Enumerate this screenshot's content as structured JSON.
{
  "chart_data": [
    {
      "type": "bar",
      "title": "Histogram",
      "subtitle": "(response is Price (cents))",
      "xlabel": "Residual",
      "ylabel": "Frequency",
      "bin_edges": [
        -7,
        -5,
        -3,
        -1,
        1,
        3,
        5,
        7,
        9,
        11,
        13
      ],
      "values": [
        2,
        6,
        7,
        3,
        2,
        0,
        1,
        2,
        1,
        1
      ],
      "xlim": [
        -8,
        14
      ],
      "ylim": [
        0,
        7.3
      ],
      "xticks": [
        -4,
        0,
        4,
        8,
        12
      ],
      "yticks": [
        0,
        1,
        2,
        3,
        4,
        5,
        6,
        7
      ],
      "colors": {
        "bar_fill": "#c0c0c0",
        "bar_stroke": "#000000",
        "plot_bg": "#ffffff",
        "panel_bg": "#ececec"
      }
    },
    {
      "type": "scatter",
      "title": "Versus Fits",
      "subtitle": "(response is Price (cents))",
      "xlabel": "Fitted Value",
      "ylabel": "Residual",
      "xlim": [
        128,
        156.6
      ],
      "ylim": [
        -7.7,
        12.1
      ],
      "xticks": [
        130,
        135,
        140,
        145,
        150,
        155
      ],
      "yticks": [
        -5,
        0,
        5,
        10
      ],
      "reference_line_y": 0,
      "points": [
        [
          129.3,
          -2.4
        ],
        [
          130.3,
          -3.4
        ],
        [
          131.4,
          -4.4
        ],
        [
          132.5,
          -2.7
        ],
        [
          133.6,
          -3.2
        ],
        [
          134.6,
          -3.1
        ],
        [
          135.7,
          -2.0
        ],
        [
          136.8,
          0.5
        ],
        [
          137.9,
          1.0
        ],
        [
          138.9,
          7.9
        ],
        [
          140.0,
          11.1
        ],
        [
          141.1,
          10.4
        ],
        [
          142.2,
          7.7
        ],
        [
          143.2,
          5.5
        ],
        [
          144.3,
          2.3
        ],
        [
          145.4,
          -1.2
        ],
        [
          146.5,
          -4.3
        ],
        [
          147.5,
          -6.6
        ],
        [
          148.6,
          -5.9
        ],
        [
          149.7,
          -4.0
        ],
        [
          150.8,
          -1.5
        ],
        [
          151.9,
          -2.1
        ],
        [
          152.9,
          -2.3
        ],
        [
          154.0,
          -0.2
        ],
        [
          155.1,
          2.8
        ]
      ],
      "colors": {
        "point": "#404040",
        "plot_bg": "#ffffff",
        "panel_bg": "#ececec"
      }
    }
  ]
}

WHAT TO WORK ON>
Repeat the material above in full, keeping every word.

FINISHED EXERCISE>
Enumerate this screenshot's content as structured JSON.
{
  "chart_data": [
    {
      "type": "bar",
      "title": "Histogram",
      "subtitle": "(response is Price (cents))",
      "xlabel": "Residual",
      "ylabel": "Frequency",
      "bin_edges": [
        -7,
        -5,
        -3,
        -1,
        1,
        3,
        5,
        7,
        9,
        11,
        13
      ],
      "values": [
        2,
        6,
        7,
        3,
        2,
        0,
        1,
        2,
        1,
        1
      ],
      "xlim": [
        -8,
        14
      ],
      "ylim": [
        0,
        7.3
      ],
      "xticks": [
        -4,
        0,
        4,
        8,
        12
      ],
      "yticks": [
        0,
        1,
        2,
        3,
        4,
        5,
        6,
        7
      ],
      "colors": {
        "bar_fill": "#c0c0c0",
        "bar_stroke": "#000000",
        "plot_bg": "#ffffff",
        "panel_bg": "#ececec"
      }
    },
    {
      "type": "scatter",
      "title": "Versus Fits",
      "subtitle": "(response is Price (cents))",
      "xlabel": "Fitted Value",
      "ylabel": "Residual",
      "xlim": [
        128,
        156.6
      ],
      "ylim": [
        -7.7,
        12.1
      ],
      "xticks": [
        130,
        135,
        140,
        145,
        150,
        155
      ],
      "yticks": [
        -5,
        0,
        5,
        10
      ],
      "reference_line_y": 0,
      "points": [
        [
          129.3,
          -2.4
        ],
        [
          130.3,
          -3.4
        ],
        [
          131.4,
          -4.4
        ],
        [
          132.5,
          -2.7
        ],
        [
          133.6,
          -3.2
        ],
        [
          134.6,
          -3.1
        ],
        [
          135.7,
          -2.0
        ],
        [
          136.8,
          0.5
        ],
        [
          137.9,
          1.0
        ],
        [
          138.9,
          7.9
        ],
        [
          140.0,
          11.1
        ],
        [
          141.1,
          10.4
        ],
        [
          142.2,
          7.7
        ],
        [
          143.2,
          5.5
        ],
        [
          144.3,
          2.3
        ],
        [
          145.4,
          -1.2
        ],
        [
          146.5,
          -4.3
        ],
        [
          147.5,
          -6.6
        ],
        [
          148.6,
          -5.9
        ],
        [
          149.7,
          -4.0
        ],
        [
          150.8,
          -1.5
        ],
        [
          151.9,
          -2.1
        ],
        [
          152.9,
          -2.3
        ],
        [
          154.0,
          -0.2
        ],
        [
          155.1,
          2.8
        ]
      ],
      "colors": {
        "point": "#404040",
        "plot_bg": "#ffffff",
        "panel_bg": "#ececec"
      }
    }
  ]
}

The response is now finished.